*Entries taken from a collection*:
=======

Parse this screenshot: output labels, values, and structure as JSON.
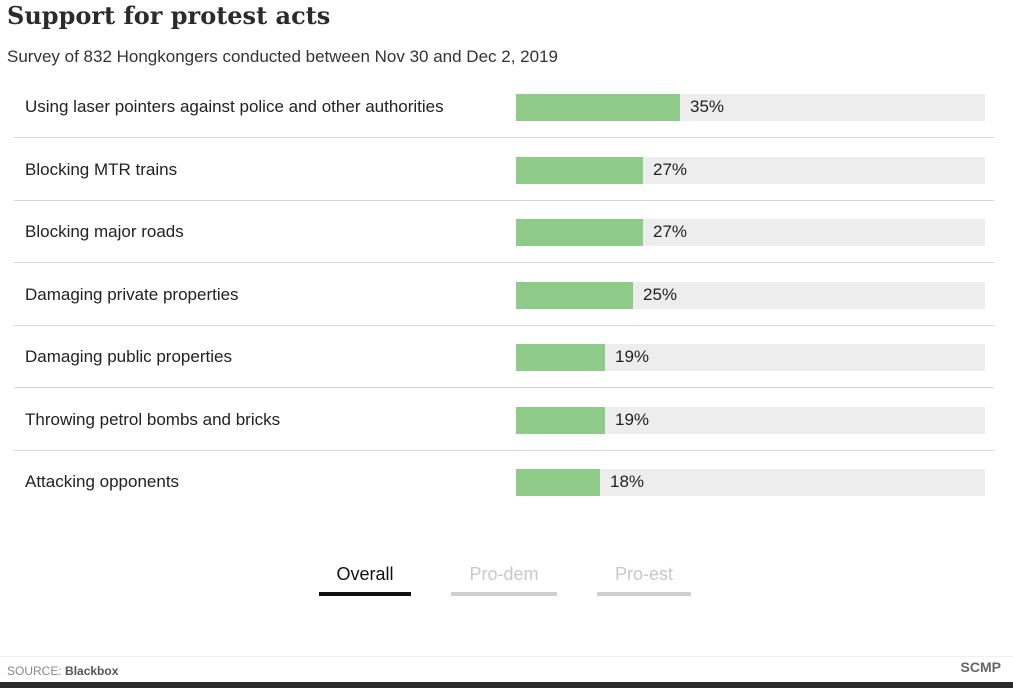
{
  "chart_data": {
    "type": "bar",
    "orientation": "horizontal",
    "title": "Support for protest acts",
    "subtitle": "Survey of 832 Hongkongers conducted between Nov 30 and Dec 2, 2019",
    "categories": [
      "Using laser pointers against police and other authorities",
      "Blocking MTR trains",
      "Blocking major roads",
      "Damaging private properties",
      "Damaging public properties",
      "Throwing petrol bombs and bricks",
      "Attacking opponents"
    ],
    "values": [
      35,
      27,
      27,
      25,
      19,
      19,
      18
    ],
    "value_labels": [
      "35%",
      "27%",
      "27%",
      "25%",
      "19%",
      "19%",
      "18%"
    ],
    "xlim": [
      0,
      100
    ],
    "bar_color": "#8ecb88",
    "track_color": "#ededed"
  },
  "tabs": [
    {
      "label": "Overall",
      "active": true
    },
    {
      "label": "Pro-dem",
      "active": false
    },
    {
      "label": "Pro-est",
      "active": false
    }
  ],
  "footer": {
    "source_prefix": "SOURCE:",
    "source_name": "Blackbox",
    "brand": "SCMP"
  }
}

=======

Write out each line of the data that holds the string "values".

Parse this screenshot: output labels, values, and structure as JSON.
    "values": [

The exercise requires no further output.